* Task directions *
Copy out the lines that include the word "text".

** START OF The data **

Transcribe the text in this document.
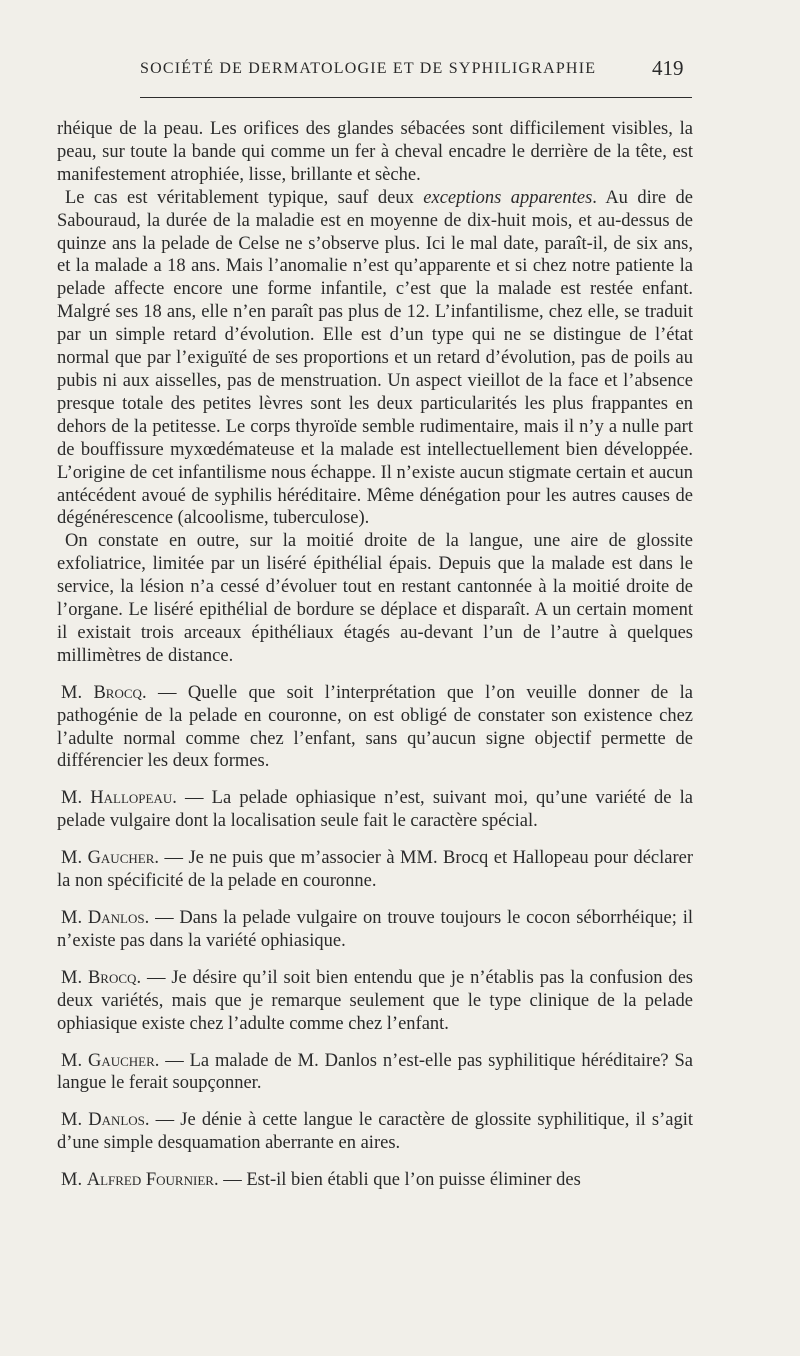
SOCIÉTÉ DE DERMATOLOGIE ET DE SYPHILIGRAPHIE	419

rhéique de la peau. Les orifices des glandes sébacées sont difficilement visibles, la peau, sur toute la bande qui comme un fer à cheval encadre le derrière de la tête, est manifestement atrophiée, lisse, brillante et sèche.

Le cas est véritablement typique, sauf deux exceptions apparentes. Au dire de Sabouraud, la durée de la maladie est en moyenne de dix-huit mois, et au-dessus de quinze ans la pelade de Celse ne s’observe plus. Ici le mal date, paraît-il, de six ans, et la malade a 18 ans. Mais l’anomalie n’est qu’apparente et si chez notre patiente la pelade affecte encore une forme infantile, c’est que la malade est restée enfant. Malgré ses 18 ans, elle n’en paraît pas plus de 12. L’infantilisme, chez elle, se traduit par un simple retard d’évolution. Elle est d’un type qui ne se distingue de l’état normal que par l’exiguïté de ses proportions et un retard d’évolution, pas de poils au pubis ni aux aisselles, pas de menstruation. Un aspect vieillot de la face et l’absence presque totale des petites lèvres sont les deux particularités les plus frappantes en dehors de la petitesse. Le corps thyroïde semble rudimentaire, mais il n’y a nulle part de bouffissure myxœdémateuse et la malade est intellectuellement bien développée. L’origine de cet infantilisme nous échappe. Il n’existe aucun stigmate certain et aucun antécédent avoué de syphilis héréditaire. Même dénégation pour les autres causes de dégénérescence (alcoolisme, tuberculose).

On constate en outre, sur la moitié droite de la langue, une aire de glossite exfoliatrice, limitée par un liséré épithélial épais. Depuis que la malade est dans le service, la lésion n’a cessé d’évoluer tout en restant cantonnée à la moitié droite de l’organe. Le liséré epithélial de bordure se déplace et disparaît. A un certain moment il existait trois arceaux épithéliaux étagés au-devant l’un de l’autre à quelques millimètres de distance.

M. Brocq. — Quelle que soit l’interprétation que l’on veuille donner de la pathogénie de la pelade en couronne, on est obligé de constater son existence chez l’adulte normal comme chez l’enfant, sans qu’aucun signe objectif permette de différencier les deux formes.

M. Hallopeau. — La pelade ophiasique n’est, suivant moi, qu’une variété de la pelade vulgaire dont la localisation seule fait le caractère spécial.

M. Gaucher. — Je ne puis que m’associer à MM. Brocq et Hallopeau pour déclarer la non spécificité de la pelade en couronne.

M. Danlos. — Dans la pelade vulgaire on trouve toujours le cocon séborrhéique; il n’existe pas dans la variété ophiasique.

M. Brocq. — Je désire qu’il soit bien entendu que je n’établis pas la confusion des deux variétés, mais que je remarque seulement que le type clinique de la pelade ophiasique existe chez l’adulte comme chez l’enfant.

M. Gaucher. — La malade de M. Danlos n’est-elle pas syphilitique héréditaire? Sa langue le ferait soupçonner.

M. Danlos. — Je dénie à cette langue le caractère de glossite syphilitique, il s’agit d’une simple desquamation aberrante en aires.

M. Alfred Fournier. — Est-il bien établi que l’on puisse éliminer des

** END OF The data **
** START OF The data **

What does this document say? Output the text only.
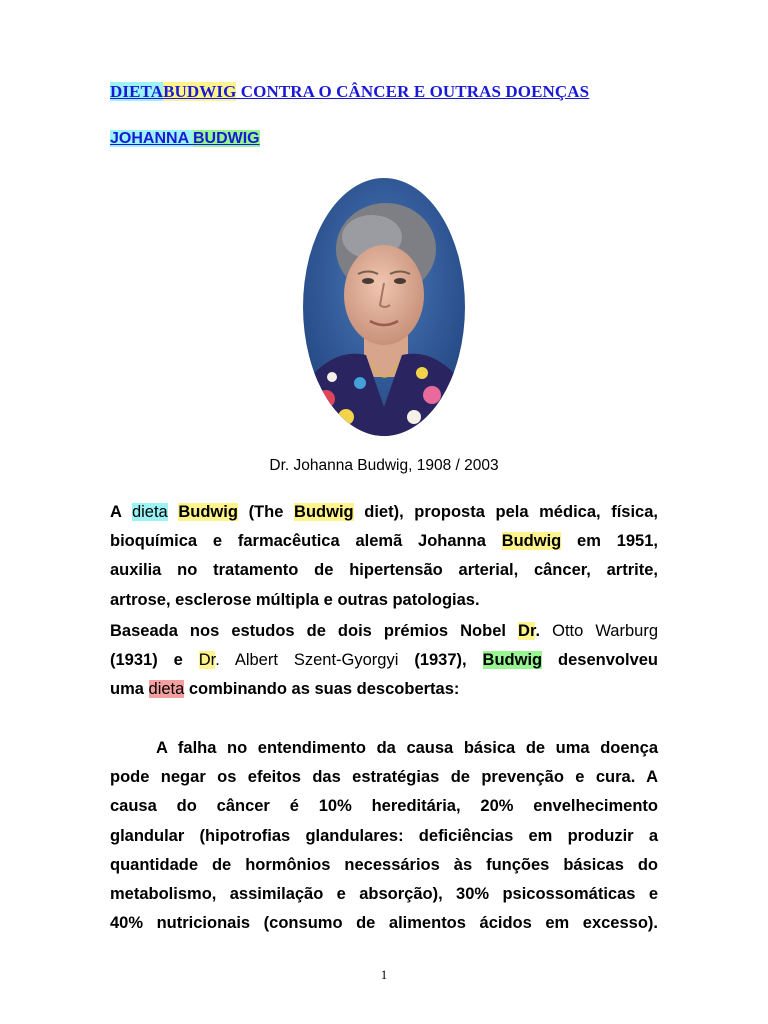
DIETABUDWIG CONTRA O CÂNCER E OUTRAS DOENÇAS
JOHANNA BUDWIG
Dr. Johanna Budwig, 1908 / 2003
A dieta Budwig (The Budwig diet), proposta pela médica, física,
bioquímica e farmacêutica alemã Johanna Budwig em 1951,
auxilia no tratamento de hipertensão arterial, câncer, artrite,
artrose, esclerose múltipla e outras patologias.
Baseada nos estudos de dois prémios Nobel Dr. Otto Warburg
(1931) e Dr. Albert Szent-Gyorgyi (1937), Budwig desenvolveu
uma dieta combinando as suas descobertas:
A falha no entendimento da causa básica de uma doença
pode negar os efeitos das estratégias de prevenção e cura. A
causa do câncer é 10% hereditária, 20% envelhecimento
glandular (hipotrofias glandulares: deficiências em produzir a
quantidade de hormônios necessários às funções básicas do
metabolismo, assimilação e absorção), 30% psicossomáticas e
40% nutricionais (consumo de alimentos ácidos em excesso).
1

** END OF The data **

* Finished task *
Transcribe the text in this document.
What does this document say? Output the text only.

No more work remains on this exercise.